>>>>>
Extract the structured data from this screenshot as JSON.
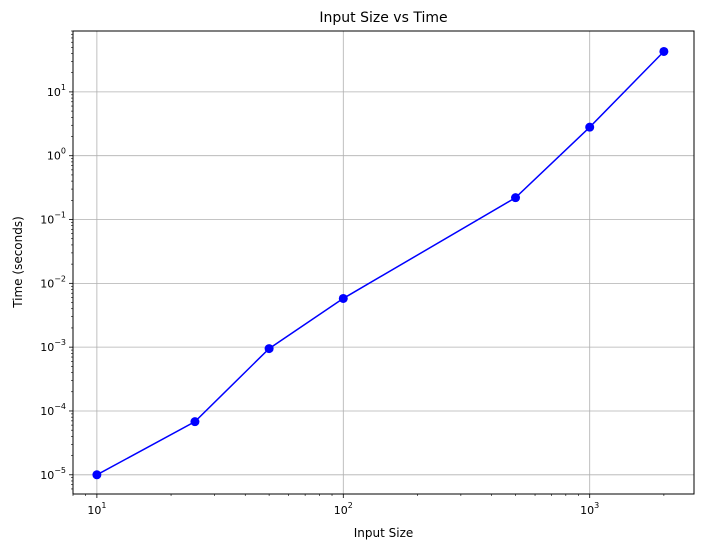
{
  "chart_data": {
    "type": "line",
    "title": "Input Size vs Time",
    "xlabel": "Input Size",
    "ylabel": "Time (seconds)",
    "xscale": "log",
    "yscale": "log",
    "xlim": [
      8,
      2650
    ],
    "ylim": [
      5e-06,
      90.0
    ],
    "grid": true,
    "x_ticks": [
      {
        "value": 10,
        "base": "10",
        "exp": "1"
      },
      {
        "value": 100,
        "base": "10",
        "exp": "2"
      },
      {
        "value": 1000,
        "base": "10",
        "exp": "3"
      }
    ],
    "y_ticks": [
      {
        "value": 1e-05,
        "base": "10",
        "exp": "−5"
      },
      {
        "value": 0.0001,
        "base": "10",
        "exp": "−4"
      },
      {
        "value": 0.001,
        "base": "10",
        "exp": "−3"
      },
      {
        "value": 0.01,
        "base": "10",
        "exp": "−2"
      },
      {
        "value": 0.1,
        "base": "10",
        "exp": "−1"
      },
      {
        "value": 1,
        "base": "10",
        "exp": "0"
      },
      {
        "value": 10,
        "base": "10",
        "exp": "1"
      }
    ],
    "series": [
      {
        "color": "#0000ff",
        "marker": "circle",
        "x": [
          10,
          25,
          50,
          100,
          500,
          1000,
          2000
        ],
        "y": [
          1e-05,
          6.8e-05,
          0.00095,
          0.0058,
          0.22,
          2.8,
          43
        ]
      }
    ]
  }
}
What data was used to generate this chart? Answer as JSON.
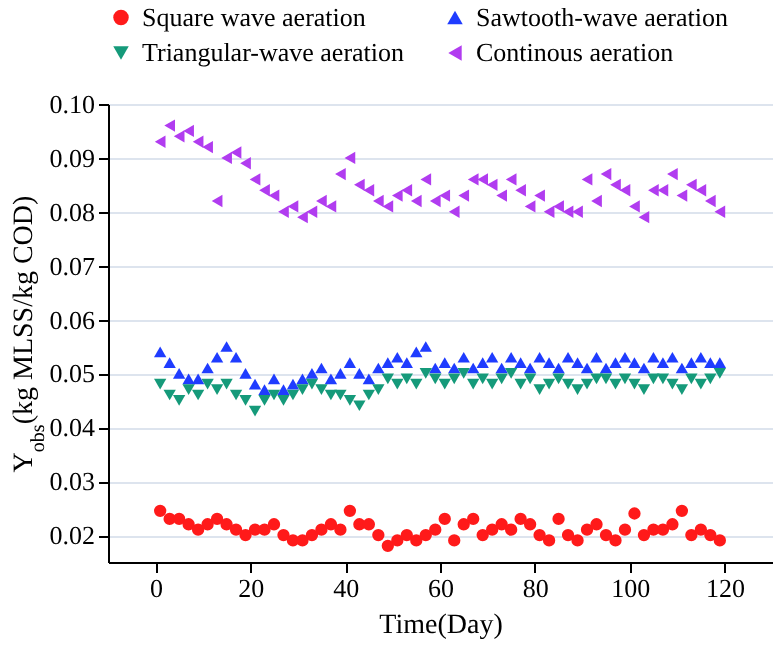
{
  "chart_data": {
    "type": "scatter",
    "xlabel": "Time(Day)",
    "ylabel": "Y$_{obs}$(kg MLSS/kg COD)",
    "x": [
      1,
      3,
      5,
      7,
      9,
      11,
      13,
      15,
      17,
      19,
      21,
      23,
      25,
      27,
      29,
      31,
      33,
      35,
      37,
      39,
      41,
      43,
      45,
      47,
      49,
      51,
      53,
      55,
      57,
      59,
      61,
      63,
      65,
      67,
      69,
      71,
      73,
      75,
      77,
      79,
      81,
      83,
      85,
      87,
      89,
      91,
      93,
      95,
      97,
      99,
      101,
      103,
      105,
      107,
      109,
      111,
      113,
      115,
      117,
      119
    ],
    "xlim": [
      -10,
      130
    ],
    "xticks": [
      0,
      20,
      40,
      60,
      80,
      100,
      120
    ],
    "ylim": [
      0.015,
      0.1
    ],
    "yticks": [
      {
        "value": 0.02,
        "label": "0.02"
      },
      {
        "value": 0.03,
        "label": "0.03"
      },
      {
        "value": 0.04,
        "label": "0.04"
      },
      {
        "value": 0.05,
        "label": "0.05"
      },
      {
        "value": 0.06,
        "label": "0.06"
      },
      {
        "value": 0.07,
        "label": "0.07"
      },
      {
        "value": 0.08,
        "label": "0.08"
      },
      {
        "value": 0.09,
        "label": "0.09"
      },
      {
        "value": 0.1,
        "label": "0.10"
      }
    ],
    "grid": "y",
    "legend": "top",
    "series": [
      {
        "name": "Square wave aeration",
        "color": "#ff1a1a",
        "marker": "circle",
        "values": [
          0.0245,
          0.023,
          0.023,
          0.022,
          0.021,
          0.022,
          0.023,
          0.022,
          0.021,
          0.02,
          0.021,
          0.021,
          0.022,
          0.02,
          0.019,
          0.019,
          0.02,
          0.021,
          0.022,
          0.021,
          0.0245,
          0.022,
          0.022,
          0.02,
          0.018,
          0.019,
          0.02,
          0.019,
          0.02,
          0.021,
          0.023,
          0.019,
          0.022,
          0.023,
          0.02,
          0.021,
          0.022,
          0.021,
          0.023,
          0.022,
          0.02,
          0.019,
          0.023,
          0.02,
          0.019,
          0.021,
          0.022,
          0.02,
          0.019,
          0.021,
          0.024,
          0.02,
          0.021,
          0.021,
          0.022,
          0.0245,
          0.02,
          0.021,
          0.02,
          0.019
        ]
      },
      {
        "name": "Sawtooth-wave aeration",
        "color": "#1f3cff",
        "marker": "triangle-up",
        "values": [
          0.054,
          0.052,
          0.05,
          0.049,
          0.049,
          0.051,
          0.053,
          0.055,
          0.053,
          0.05,
          0.048,
          0.047,
          0.049,
          0.047,
          0.048,
          0.049,
          0.05,
          0.051,
          0.049,
          0.05,
          0.052,
          0.05,
          0.049,
          0.051,
          0.052,
          0.053,
          0.052,
          0.054,
          0.055,
          0.051,
          0.052,
          0.051,
          0.053,
          0.051,
          0.052,
          0.053,
          0.051,
          0.053,
          0.052,
          0.051,
          0.053,
          0.052,
          0.051,
          0.053,
          0.052,
          0.051,
          0.053,
          0.051,
          0.052,
          0.053,
          0.052,
          0.051,
          0.053,
          0.052,
          0.053,
          0.051,
          0.052,
          0.053,
          0.052,
          0.052
        ]
      },
      {
        "name": "Triangular-wave aeration",
        "color": "#159a7a",
        "marker": "triangle-down",
        "values": [
          0.048,
          0.046,
          0.045,
          0.047,
          0.046,
          0.048,
          0.047,
          0.048,
          0.046,
          0.045,
          0.043,
          0.045,
          0.046,
          0.045,
          0.046,
          0.047,
          0.048,
          0.047,
          0.046,
          0.046,
          0.045,
          0.044,
          0.046,
          0.047,
          0.049,
          0.048,
          0.049,
          0.048,
          0.05,
          0.049,
          0.048,
          0.049,
          0.05,
          0.048,
          0.049,
          0.048,
          0.049,
          0.05,
          0.048,
          0.049,
          0.047,
          0.048,
          0.049,
          0.048,
          0.047,
          0.048,
          0.049,
          0.049,
          0.048,
          0.049,
          0.048,
          0.047,
          0.049,
          0.049,
          0.048,
          0.047,
          0.049,
          0.048,
          0.049,
          0.05
        ]
      },
      {
        "name": "Continous aeration",
        "color": "#b13cf0",
        "marker": "triangle-left",
        "values": [
          0.093,
          0.096,
          0.094,
          0.095,
          0.093,
          0.092,
          0.082,
          0.09,
          0.091,
          0.089,
          0.086,
          0.084,
          0.083,
          0.08,
          0.081,
          0.079,
          0.08,
          0.082,
          0.081,
          0.087,
          0.09,
          0.085,
          0.084,
          0.082,
          0.081,
          0.083,
          0.084,
          0.082,
          0.086,
          0.082,
          0.083,
          0.08,
          0.083,
          0.086,
          0.086,
          0.085,
          0.083,
          0.086,
          0.084,
          0.081,
          0.083,
          0.08,
          0.081,
          0.08,
          0.08,
          0.086,
          0.082,
          0.087,
          0.085,
          0.084,
          0.081,
          0.079,
          0.084,
          0.084,
          0.087,
          0.083,
          0.085,
          0.084,
          0.082,
          0.08
        ]
      }
    ]
  }
}
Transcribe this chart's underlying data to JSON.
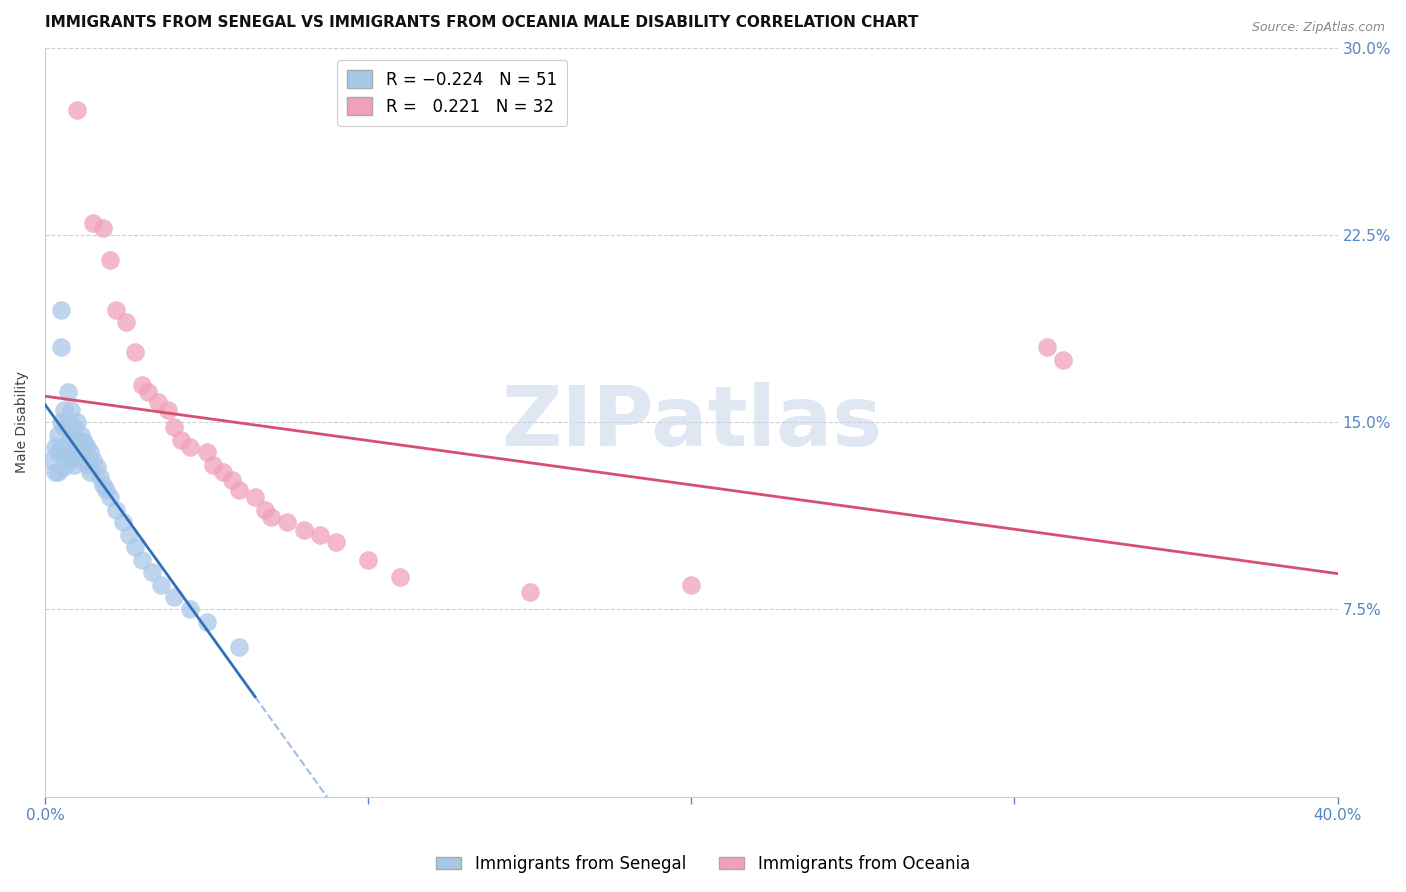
<<<<<
Exercise requirements
For the listing above, give the number of lines in which the string "triangle" occurs, and nothing else.

Result of the task
3